**Problem**
Lift out each line of the data that holds "Никонович".

Recorded data
::::

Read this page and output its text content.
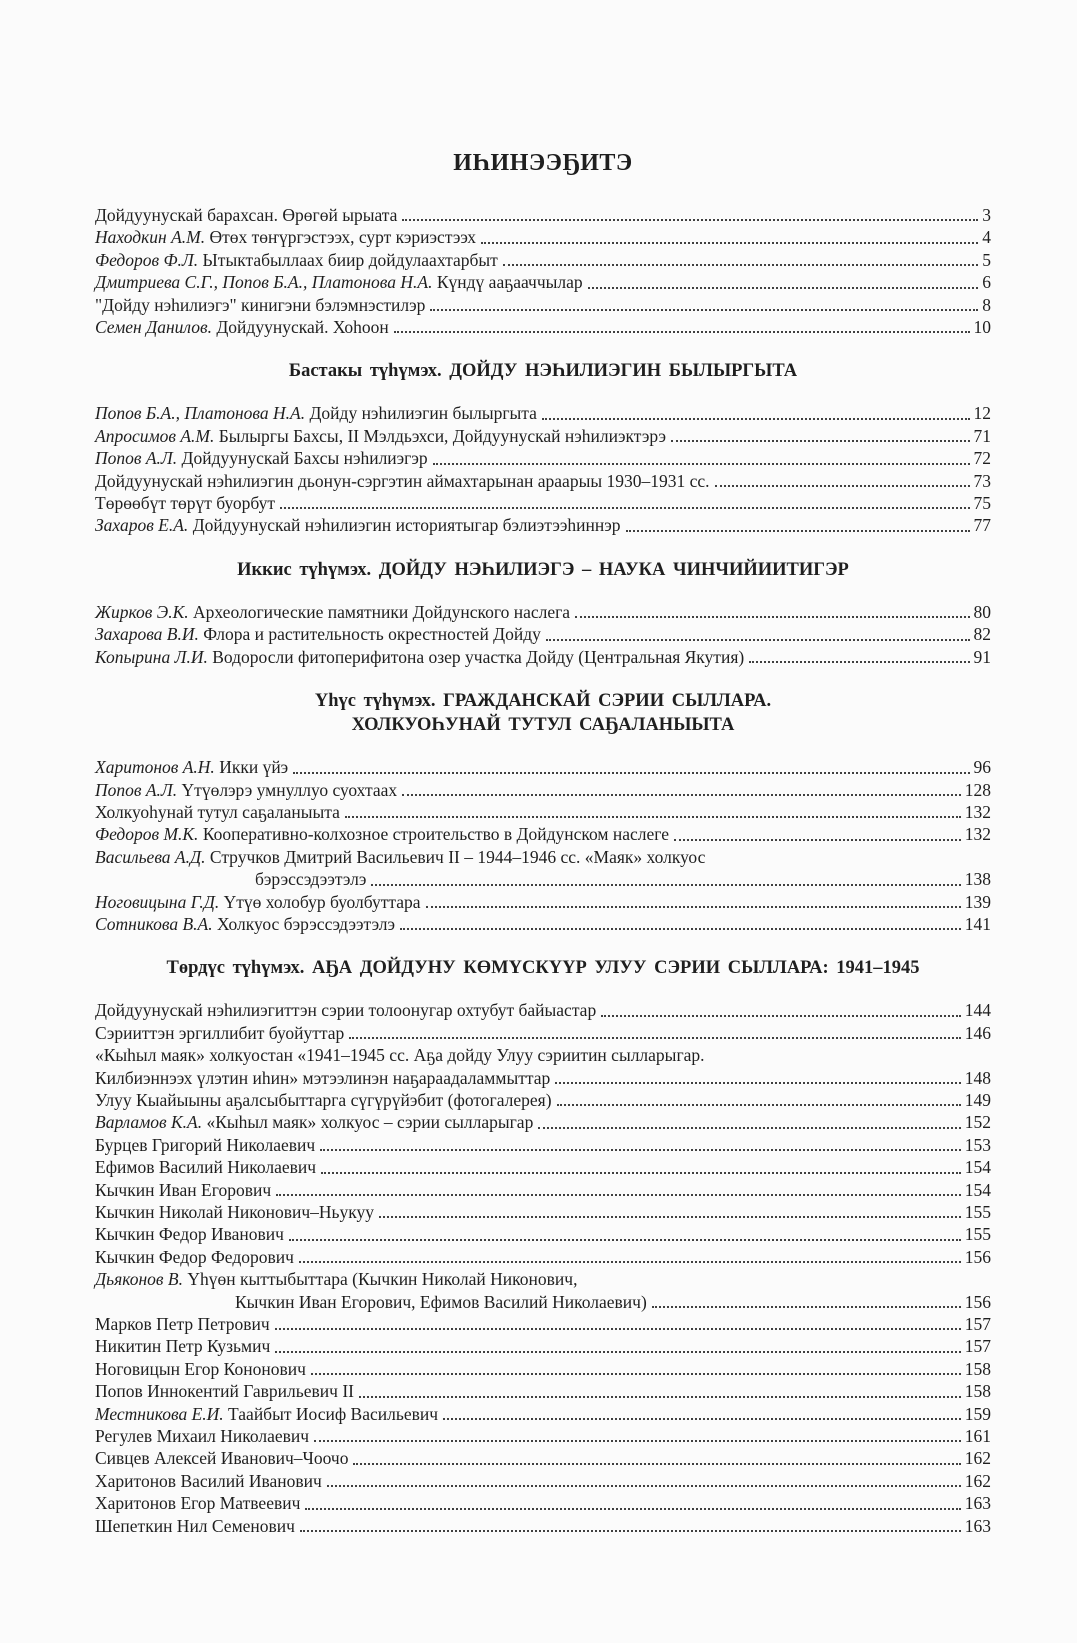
ИҺИНЭЭҔИТЭ
Дойдуунускай барахсан. Өрөгөй ырыата	3
Находкин А.М. Өтөх төҥүргэстээх, сурт кэриэстээх	4
Федоров Ф.Л. Ытыктабыллаах биир дойдулаахтарбыт	5
Дмитриева С.Г., Попов Б.А., Платонова Н.А. Күндү ааҕааччылар	6
"Дойду нэһилиэгэ" кинигэни бэлэмнэстилэр	8
Семен Данилов. Дойдуунускай. Хоһоон	10
Бастакы түһүмэх. ДОЙДУ НЭҺИЛИЭГИН БЫЛЫРГЫТА
Попов Б.А., Платонова Н.А. Дойду нэһилиэгин былыргыта	12
Апросимов А.М. Былыргы Бахсы, II Мэлдьэхси, Дойдуунускай нэһилиэктэрэ	71
Попов А.Л. Дойдуунускай Бахсы нэһилиэгэр	72
Дойдуунускай нэһилиэгин дьонун-сэргэтин аймахтарынан араарыы 1930–1931 сс.	73
Төрөөбүт төрүт буорбут	75
Захаров Е.А. Дойдуунускай нэһилиэгин историятыгар бэлиэтээһиннэр	77
Иккис түһүмэх. ДОЙДУ НЭҺИЛИЭГЭ – НАУКА ЧИНЧИЙИИТИГЭР
Жирков Э.К. Археологические памятники Дойдунского наслега	80
Захарова В.И. Флора и растительность окрестностей Дойду	82
Копырина Л.И. Водоросли фитоперифитона озер участка Дойду (Центральная Якутия)	91
Үһүс түһүмэх. ГРАЖДАНСКАЙ СЭРИИ СЫЛЛАРА.
ХОЛКУОҺУНАЙ ТУТУЛ САҔАЛАНЫЫТА
Харитонов А.Н. Икки үйэ	96
Попов А.Л. Үтүөлэрэ умнуллуо суохтаах	128
Холкуоһунай тутул саҕаланыыта	132
Федоров М.К. Кооперативно-колхозное строительство в Дойдунском наслеге	132
Васильева А.Д. Стручков Дмитрий Васильевич II – 1944–1946 сс. «Маяк» холкуос
бэрэссэдээтэлэ	138
Ноговицына Г.Д. Үтүө холобур буолбуттара	139
Сотникова В.А. Холкуос бэрэссэдээтэлэ	141
Төрдүс түһүмэх. АҔА ДОЙДУНУ КӨМҮСКҮҮР УЛУУ СЭРИИ СЫЛЛАРА: 1941–1945
Дойдуунускай нэһилиэгиттэн сэрии толоонугар охтубут байыастар	144
Сэрииттэн эргиллибит буойуттар	146
«Кыһыл маяк» холкуостан «1941–1945 сс. Аҕа дойду Улуу сэриитин сылларыгар.
Килбиэннээх үлэтин иһин» мэтээлинэн наҕараадаламмыттар	148
Улуу Кыайыыны аҕалсыбыттарга сүгүрүйэбит (фотогалерея)	149
Варламов К.А. «Кыһыл маяк» холкуос – сэрии сылларыгар	152
Бурцев Григорий Николаевич	153
Ефимов Василий Николаевич	154
Кычкин Иван Егорович	154
Кычкин Николай Никонович–Ньукуу	155
Кычкин Федор Иванович	155
Кычкин Федор Федорович	156
Дьяконов В. Үһүөн кыттыбыттара (Кычкин Николай Никонович,
Кычкин Иван Егорович, Ефимов Василий Николаевич)	156
Марков Петр Петрович	157
Никитин Петр Кузьмич	157
Ноговицын Егор Кононович	158
Попов Иннокентий Гаврильевич II	158
Местникова Е.И. Таайбыт Иосиф Васильевич	159
Регулев Михаил Николаевич	161
Сивцев Алексей Иванович–Чоочо	162
Харитонов Василий Иванович	162
Харитонов Егор Матвеевич	163
Шепеткин Нил Семенович	163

::::

**Expected answer**
Кычкин Николай Никонович–Ньукуу	155
Дьяконов В. Үһүөн кыттыбыттара (Кычкин Николай Никонович,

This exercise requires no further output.